*Entries provided:*
= = = =
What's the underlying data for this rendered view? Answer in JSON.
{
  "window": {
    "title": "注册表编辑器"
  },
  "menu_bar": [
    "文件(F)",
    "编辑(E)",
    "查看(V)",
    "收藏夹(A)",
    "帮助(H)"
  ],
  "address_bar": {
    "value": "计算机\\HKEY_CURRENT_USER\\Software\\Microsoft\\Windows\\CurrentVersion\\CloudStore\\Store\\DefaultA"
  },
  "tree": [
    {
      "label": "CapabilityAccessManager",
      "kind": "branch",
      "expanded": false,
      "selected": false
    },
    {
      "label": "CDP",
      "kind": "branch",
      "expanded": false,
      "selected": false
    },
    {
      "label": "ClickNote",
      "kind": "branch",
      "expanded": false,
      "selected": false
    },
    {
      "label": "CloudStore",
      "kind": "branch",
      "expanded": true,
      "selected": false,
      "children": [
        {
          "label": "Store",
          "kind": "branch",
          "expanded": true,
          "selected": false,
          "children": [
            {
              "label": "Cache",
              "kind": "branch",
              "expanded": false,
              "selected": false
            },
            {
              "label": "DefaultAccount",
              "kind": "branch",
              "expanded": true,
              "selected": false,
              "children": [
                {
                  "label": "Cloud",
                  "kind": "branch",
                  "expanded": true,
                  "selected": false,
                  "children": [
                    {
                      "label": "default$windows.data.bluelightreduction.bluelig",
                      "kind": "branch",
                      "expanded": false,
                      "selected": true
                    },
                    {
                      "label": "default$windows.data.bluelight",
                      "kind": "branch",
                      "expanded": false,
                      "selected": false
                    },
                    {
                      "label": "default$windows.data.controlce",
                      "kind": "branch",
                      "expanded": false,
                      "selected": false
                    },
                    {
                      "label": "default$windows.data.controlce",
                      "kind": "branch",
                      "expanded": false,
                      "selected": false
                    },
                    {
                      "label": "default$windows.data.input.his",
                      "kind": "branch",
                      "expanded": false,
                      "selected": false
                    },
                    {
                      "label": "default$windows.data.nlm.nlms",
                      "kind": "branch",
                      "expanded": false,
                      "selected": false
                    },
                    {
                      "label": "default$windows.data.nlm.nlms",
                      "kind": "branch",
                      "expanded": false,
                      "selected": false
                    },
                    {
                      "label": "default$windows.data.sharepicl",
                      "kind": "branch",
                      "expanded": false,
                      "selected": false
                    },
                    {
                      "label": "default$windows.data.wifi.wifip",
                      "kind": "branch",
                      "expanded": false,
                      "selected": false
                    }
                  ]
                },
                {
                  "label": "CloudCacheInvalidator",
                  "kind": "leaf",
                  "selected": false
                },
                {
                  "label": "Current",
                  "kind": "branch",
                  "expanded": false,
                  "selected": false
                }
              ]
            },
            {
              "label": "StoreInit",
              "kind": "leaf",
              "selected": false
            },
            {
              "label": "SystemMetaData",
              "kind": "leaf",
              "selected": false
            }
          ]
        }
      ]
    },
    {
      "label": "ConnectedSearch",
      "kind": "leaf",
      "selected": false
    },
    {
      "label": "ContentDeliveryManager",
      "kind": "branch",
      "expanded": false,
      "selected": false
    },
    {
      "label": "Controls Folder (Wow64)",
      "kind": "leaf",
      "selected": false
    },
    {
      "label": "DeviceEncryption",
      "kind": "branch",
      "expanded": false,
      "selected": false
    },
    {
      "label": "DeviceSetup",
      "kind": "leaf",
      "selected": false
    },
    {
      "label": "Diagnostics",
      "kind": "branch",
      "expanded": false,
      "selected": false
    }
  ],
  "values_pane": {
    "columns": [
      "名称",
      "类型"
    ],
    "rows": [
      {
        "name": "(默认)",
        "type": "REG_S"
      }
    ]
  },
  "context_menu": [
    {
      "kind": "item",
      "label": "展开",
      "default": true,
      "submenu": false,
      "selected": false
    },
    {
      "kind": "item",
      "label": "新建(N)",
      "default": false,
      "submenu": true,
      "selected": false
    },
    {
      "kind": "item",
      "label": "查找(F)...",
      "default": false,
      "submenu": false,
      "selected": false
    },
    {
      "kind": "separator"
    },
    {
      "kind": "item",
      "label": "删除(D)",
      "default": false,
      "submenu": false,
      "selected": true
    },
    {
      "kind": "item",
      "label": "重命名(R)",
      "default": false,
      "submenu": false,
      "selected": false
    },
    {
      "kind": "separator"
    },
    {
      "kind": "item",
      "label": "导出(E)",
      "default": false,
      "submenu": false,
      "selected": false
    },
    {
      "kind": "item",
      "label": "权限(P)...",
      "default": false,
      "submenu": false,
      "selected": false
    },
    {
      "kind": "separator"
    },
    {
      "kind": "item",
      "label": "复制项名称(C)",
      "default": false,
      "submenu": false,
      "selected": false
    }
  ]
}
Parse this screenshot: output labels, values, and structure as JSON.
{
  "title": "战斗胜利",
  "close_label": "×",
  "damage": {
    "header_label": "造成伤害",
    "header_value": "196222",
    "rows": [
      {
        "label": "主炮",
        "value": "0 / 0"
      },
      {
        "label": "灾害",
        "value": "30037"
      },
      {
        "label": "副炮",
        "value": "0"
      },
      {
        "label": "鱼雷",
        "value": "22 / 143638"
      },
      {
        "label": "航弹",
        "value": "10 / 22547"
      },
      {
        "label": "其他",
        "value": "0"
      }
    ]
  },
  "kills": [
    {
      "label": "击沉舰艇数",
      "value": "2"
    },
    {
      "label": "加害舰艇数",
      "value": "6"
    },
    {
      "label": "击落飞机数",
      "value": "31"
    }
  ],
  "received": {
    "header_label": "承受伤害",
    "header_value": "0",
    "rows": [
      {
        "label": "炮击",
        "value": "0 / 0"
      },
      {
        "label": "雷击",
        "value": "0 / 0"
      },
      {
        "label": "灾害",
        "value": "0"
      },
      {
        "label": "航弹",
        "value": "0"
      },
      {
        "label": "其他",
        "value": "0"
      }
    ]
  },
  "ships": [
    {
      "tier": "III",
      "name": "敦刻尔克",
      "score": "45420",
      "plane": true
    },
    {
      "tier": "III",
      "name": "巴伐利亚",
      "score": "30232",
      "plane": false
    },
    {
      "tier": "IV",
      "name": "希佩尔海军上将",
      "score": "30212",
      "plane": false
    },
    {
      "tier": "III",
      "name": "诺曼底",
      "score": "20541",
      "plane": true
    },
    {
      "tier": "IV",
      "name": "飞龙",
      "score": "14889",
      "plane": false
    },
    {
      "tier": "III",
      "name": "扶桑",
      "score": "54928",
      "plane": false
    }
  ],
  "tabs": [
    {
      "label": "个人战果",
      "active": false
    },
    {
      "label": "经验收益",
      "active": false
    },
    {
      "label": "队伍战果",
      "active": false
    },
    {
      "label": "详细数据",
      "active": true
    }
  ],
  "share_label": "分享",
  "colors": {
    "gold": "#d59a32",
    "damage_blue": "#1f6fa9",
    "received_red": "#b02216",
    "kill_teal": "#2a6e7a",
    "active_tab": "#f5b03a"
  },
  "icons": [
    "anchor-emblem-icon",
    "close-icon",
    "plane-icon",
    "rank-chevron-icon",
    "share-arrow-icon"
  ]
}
= = = =
*Written problem:* Scan the material above. Copy each line where "true" occurs.

*Solution to this exercise:*
      "expanded": true,
          "expanded": true,
              "expanded": true,
                  "expanded": true,
                      "selected": true
      "default": true,
      "submenu": true,
      "selected": true
      "plane": true
      "plane": true
      "active": true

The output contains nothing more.